Copy out each line of the material below that holds the string "JSON".
** START OF Material to process **
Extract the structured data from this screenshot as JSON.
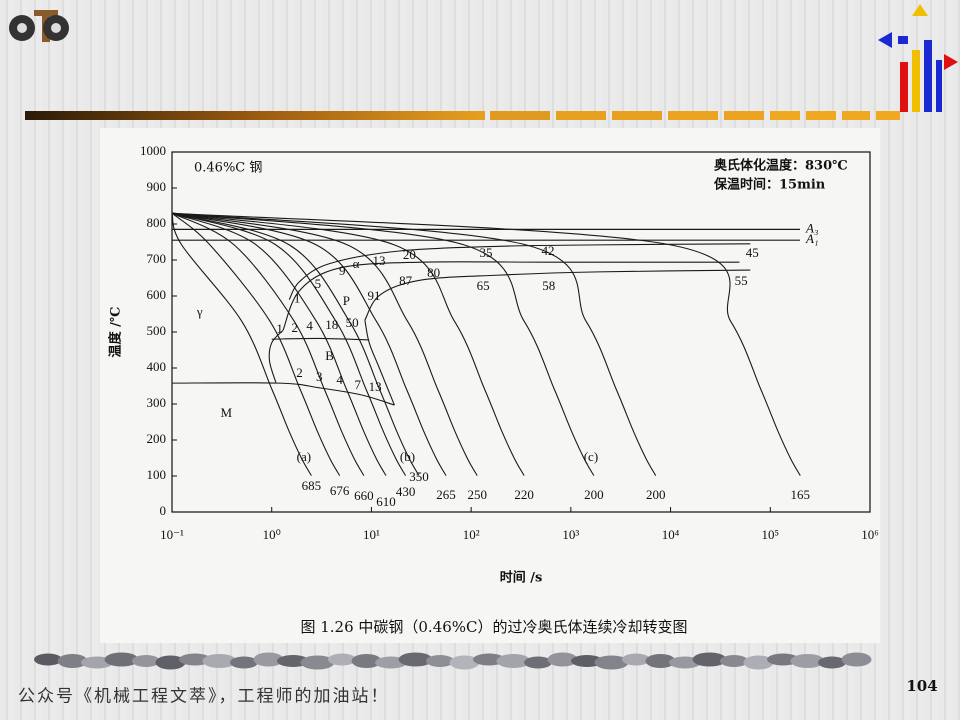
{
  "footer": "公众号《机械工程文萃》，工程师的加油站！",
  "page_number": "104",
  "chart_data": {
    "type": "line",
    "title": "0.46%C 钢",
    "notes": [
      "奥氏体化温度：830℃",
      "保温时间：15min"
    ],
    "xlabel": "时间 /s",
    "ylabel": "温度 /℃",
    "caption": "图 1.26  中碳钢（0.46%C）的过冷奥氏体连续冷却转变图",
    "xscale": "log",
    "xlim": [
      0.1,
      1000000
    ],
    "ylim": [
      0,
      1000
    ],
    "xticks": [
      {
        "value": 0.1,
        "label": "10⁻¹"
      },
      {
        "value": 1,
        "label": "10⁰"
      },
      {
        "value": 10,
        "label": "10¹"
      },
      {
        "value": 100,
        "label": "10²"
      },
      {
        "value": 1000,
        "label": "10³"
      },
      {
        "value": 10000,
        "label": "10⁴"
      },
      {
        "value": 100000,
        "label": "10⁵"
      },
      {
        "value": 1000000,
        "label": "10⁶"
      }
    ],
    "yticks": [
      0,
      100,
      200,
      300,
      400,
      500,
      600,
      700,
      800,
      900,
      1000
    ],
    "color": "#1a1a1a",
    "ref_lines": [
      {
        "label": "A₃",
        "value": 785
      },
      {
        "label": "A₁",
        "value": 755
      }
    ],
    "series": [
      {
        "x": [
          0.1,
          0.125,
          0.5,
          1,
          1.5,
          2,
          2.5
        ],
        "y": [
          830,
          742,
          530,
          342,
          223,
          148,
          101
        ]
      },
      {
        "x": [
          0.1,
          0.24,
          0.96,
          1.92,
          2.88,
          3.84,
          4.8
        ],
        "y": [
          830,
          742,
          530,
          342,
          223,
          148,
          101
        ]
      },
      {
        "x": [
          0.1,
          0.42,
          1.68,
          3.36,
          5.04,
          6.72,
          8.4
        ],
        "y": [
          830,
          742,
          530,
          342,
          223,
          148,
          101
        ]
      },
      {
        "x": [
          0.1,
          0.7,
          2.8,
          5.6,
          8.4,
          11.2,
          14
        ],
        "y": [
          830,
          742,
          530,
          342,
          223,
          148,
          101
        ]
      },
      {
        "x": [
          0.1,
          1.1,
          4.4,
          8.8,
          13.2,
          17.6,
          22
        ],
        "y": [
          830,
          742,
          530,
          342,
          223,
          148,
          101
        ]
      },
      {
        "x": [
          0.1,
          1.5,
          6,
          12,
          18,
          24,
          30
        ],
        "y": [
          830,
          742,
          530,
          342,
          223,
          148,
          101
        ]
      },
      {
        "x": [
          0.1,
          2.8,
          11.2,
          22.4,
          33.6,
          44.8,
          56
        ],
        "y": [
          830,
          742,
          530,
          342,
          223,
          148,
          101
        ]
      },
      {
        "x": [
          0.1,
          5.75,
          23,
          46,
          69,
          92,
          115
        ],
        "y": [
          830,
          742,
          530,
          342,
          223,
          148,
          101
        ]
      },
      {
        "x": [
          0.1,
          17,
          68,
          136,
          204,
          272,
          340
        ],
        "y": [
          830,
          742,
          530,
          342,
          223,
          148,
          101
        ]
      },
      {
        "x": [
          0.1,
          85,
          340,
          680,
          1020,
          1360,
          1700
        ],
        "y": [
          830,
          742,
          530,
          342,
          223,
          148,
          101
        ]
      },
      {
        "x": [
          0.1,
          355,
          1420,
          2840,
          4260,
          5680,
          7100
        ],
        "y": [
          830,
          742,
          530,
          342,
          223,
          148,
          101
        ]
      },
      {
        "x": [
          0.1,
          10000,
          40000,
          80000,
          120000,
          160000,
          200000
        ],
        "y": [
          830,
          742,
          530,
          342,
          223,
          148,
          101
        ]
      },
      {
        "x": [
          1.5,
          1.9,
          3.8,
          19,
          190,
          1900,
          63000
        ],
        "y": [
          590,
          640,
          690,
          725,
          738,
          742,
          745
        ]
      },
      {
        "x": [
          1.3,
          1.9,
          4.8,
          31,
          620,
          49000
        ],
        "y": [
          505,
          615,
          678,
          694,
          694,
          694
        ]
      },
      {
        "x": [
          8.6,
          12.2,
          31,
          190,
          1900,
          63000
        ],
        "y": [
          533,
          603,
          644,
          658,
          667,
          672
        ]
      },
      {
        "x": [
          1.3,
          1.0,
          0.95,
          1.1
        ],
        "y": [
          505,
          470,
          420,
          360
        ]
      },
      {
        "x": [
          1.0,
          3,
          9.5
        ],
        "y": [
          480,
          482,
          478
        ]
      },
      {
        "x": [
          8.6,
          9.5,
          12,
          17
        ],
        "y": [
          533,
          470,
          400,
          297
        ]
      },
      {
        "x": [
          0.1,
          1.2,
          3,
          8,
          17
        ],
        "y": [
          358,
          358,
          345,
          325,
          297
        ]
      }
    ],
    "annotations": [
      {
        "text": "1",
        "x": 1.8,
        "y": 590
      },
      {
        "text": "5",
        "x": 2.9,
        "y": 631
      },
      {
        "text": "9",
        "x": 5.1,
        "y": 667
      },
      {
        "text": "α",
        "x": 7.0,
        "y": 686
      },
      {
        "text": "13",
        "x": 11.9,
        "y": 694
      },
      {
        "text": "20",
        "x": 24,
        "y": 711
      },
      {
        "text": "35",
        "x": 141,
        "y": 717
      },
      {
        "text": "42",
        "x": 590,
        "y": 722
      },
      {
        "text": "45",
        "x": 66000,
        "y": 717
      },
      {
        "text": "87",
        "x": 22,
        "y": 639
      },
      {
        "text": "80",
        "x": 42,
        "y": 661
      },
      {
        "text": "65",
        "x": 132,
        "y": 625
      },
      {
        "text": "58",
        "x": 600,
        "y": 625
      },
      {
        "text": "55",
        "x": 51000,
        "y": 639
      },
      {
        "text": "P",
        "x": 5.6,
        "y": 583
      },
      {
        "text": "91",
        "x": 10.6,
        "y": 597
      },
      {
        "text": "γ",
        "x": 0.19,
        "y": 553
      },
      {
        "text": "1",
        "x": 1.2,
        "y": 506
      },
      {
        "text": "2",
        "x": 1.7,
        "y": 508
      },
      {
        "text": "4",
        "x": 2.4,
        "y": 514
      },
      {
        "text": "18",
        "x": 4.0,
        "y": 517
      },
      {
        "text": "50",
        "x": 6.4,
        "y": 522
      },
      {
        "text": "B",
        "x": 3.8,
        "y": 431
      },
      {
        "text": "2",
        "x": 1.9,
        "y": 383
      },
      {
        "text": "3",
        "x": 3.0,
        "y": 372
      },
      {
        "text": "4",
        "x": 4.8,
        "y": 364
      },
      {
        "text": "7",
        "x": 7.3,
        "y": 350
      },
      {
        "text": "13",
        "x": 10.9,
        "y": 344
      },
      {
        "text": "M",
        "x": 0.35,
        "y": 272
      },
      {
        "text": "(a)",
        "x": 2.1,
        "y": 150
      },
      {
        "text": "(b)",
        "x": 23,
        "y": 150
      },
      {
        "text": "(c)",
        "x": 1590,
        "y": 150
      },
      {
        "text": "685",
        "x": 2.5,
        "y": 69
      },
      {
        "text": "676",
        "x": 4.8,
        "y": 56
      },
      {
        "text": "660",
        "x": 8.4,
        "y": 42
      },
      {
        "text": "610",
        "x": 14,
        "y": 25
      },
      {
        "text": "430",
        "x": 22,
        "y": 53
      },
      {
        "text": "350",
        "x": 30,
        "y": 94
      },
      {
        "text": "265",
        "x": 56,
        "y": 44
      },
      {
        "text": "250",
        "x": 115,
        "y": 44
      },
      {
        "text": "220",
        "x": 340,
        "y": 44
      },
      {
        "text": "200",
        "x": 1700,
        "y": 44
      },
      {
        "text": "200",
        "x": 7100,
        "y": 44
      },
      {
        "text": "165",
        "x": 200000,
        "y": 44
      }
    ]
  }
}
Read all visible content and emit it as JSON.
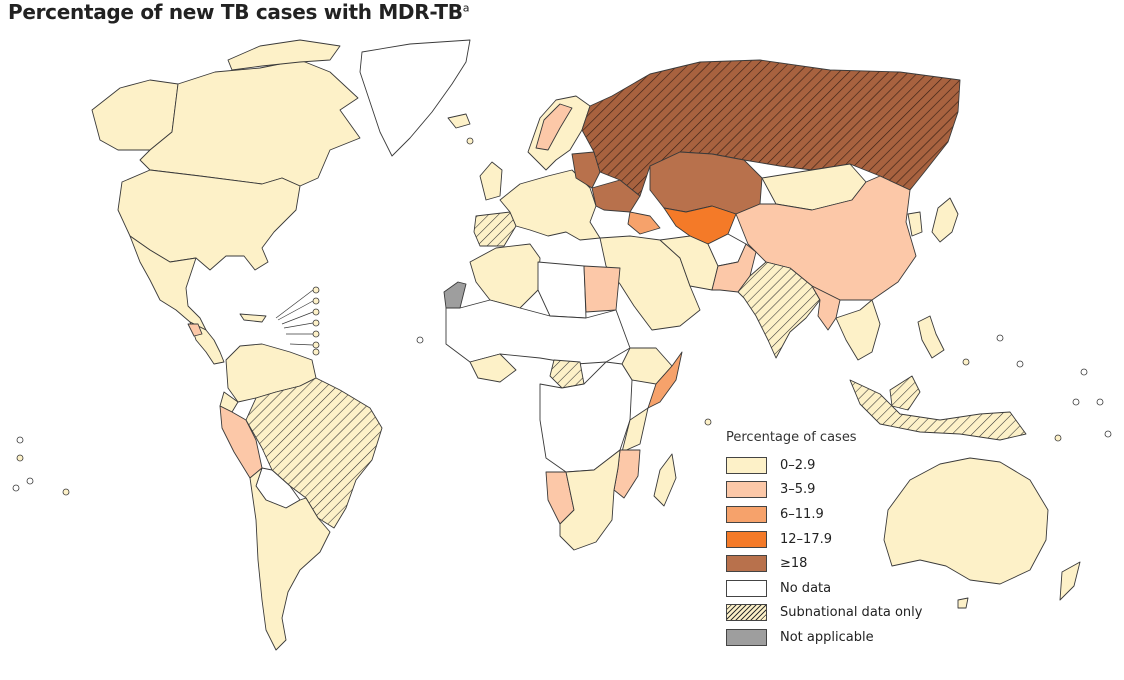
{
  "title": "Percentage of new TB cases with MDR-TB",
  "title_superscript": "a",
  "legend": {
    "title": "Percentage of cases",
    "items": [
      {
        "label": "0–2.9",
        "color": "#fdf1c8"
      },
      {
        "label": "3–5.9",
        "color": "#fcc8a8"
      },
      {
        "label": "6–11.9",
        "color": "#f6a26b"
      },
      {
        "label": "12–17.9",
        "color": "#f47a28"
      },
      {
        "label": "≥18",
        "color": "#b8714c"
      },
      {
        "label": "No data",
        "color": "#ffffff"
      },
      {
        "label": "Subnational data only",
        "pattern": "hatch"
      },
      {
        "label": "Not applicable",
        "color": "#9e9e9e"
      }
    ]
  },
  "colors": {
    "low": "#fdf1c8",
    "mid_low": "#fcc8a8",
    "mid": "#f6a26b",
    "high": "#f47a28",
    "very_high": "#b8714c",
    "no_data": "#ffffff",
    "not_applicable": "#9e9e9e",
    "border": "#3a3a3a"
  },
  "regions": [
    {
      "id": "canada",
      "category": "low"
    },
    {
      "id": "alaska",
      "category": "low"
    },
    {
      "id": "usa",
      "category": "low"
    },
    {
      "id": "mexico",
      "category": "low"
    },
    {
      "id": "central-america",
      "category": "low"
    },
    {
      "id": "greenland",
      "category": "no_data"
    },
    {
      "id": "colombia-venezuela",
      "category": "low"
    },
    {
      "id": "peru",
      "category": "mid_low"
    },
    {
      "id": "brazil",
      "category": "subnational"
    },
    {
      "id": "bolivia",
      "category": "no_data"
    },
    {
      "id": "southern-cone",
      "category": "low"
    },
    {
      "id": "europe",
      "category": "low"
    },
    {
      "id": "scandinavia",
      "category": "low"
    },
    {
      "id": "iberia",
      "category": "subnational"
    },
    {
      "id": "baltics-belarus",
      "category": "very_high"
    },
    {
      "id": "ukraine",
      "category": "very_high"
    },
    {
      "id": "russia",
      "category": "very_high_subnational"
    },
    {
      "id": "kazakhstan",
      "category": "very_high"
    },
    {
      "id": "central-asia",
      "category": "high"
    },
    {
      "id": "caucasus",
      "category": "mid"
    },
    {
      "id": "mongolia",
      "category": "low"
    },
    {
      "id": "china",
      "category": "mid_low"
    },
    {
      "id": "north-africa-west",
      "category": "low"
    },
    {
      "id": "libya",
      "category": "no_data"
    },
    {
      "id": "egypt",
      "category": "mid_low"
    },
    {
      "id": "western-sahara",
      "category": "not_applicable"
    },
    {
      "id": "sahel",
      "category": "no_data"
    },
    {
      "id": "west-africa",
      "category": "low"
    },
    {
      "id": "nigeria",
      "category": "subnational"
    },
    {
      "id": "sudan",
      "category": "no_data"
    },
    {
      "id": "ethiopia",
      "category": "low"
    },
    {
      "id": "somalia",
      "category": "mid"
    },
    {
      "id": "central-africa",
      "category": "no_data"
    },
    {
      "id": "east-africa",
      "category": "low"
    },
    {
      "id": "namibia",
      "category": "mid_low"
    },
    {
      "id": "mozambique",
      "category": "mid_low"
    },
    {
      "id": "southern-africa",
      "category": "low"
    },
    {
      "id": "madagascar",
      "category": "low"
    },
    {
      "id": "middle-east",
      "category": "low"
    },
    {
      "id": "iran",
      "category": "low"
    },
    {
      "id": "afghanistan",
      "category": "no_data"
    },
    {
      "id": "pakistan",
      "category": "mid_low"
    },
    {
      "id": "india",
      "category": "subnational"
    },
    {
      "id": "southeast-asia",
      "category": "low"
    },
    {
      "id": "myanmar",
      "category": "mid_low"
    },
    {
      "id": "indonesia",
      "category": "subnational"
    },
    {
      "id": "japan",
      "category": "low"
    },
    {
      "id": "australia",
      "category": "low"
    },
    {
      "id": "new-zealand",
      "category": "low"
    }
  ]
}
** END OF Material to process **
→ **Full answer**
Extract the structured data from this screenshot as JSON.
Read all visible content and emit it as JSON.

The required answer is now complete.